[start DATASET CONTENT]
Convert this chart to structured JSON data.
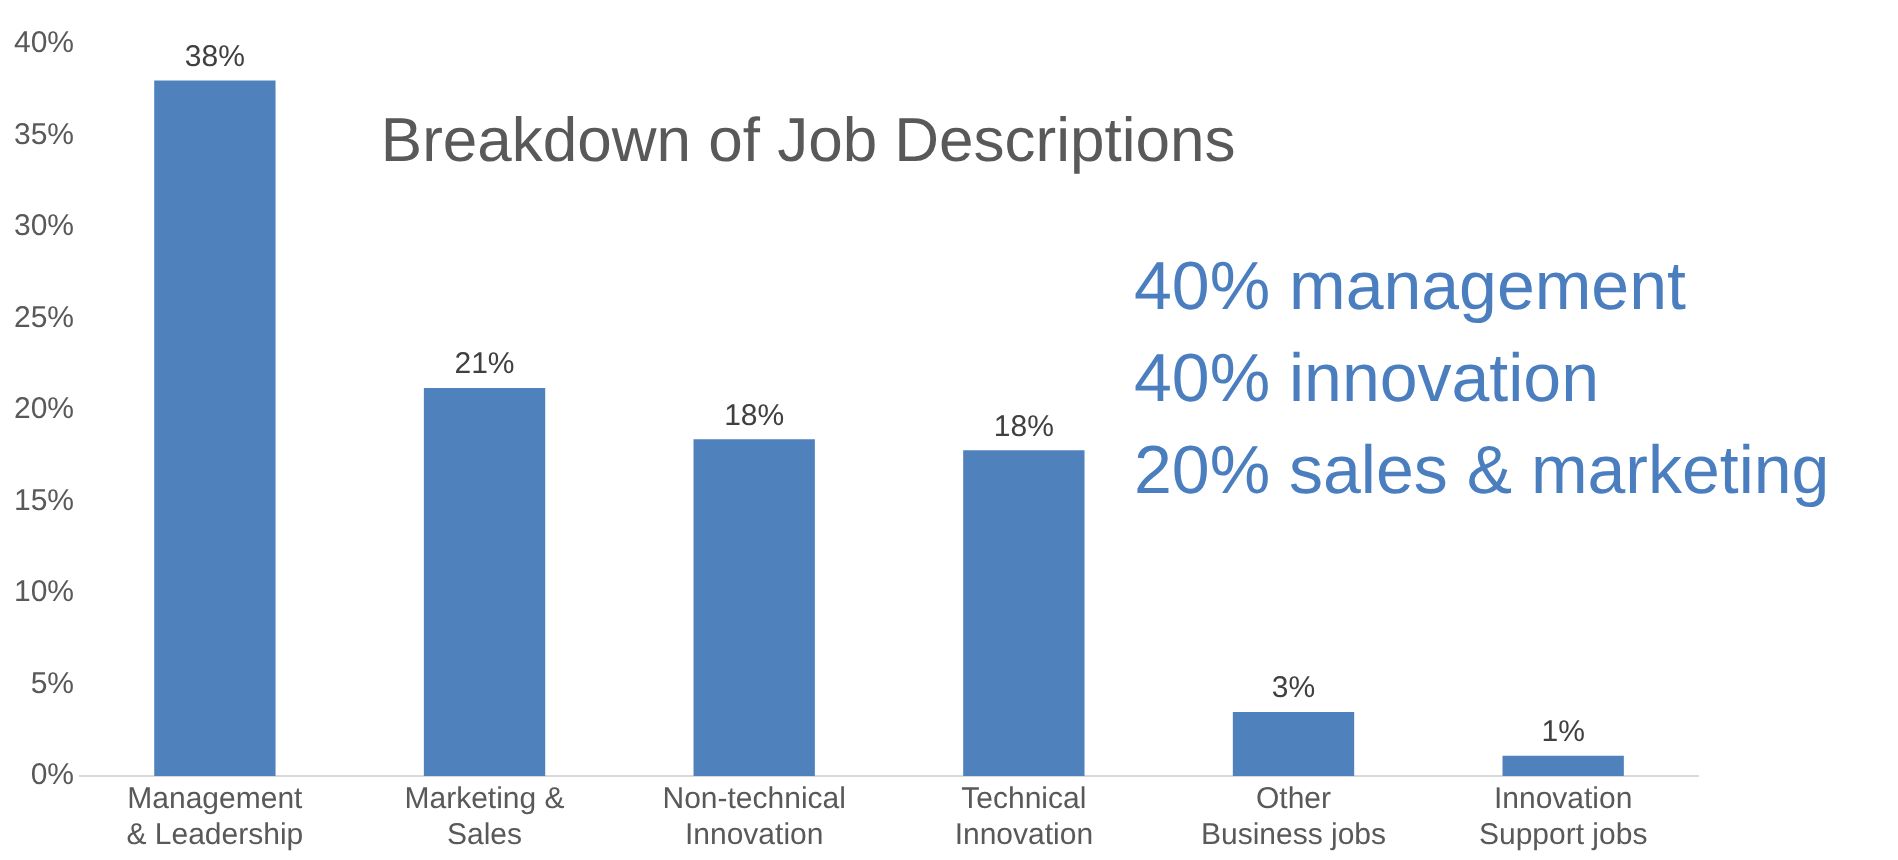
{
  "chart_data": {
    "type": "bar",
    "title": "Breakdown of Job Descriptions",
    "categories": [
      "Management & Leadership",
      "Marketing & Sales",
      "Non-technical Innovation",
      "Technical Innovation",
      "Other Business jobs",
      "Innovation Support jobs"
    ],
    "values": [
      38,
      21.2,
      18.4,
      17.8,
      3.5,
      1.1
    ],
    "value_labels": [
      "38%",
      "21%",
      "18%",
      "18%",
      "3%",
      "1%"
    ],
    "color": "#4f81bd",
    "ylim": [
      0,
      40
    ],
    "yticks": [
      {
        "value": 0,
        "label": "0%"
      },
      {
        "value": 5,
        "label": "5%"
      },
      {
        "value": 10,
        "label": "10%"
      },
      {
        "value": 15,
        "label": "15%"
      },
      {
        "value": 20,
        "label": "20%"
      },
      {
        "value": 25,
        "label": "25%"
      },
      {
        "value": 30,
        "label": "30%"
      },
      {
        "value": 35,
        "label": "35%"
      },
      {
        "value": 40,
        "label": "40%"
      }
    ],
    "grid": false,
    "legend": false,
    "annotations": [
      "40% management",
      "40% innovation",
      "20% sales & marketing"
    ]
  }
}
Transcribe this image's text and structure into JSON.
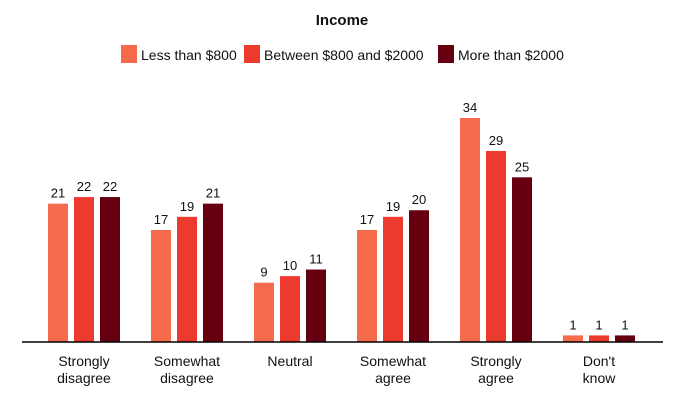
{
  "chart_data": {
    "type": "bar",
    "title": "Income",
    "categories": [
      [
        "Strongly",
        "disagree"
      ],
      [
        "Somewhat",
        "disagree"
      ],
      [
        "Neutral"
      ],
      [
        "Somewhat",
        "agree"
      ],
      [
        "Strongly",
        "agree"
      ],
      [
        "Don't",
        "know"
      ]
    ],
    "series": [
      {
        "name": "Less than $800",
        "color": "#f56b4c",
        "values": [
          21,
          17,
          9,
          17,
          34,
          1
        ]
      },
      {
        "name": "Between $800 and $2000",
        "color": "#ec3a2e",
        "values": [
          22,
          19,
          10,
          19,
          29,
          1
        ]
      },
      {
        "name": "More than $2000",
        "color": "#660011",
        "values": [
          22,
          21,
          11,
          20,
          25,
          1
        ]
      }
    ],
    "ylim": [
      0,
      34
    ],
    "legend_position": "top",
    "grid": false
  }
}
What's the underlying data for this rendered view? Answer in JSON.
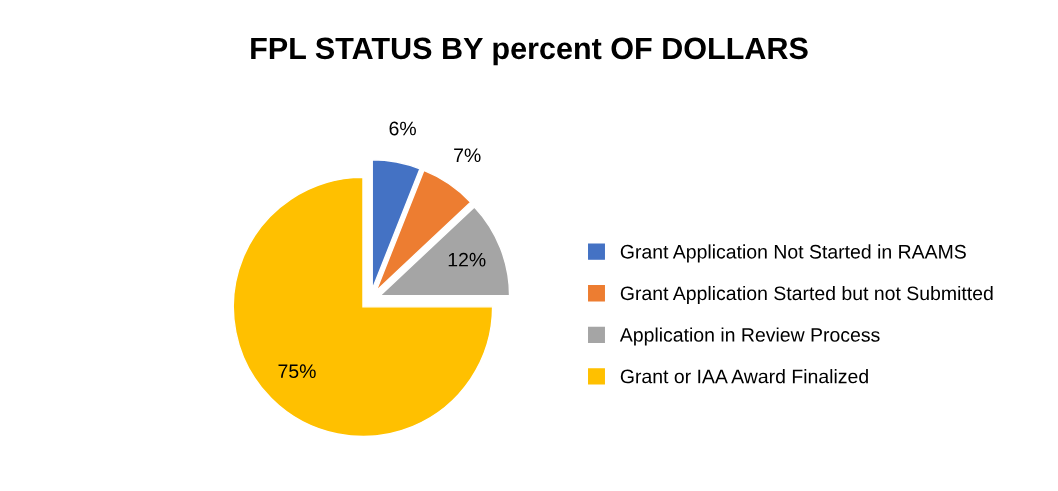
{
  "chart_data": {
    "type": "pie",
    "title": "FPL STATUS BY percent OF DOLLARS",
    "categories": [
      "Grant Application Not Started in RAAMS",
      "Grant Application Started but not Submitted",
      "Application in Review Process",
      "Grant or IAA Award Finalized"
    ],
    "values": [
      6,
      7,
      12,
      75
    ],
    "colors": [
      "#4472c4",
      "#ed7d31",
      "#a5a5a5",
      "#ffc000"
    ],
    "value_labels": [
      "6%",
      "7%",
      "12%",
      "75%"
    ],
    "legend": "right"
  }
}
[end DATASET CONTENT]
> _EXERCISE PROMPT_
Which lines include the word "jobs"? Copy every one of them.

> _REPLY TO THE EXERCISE_
      "Other Business jobs",
      "Innovation Support jobs"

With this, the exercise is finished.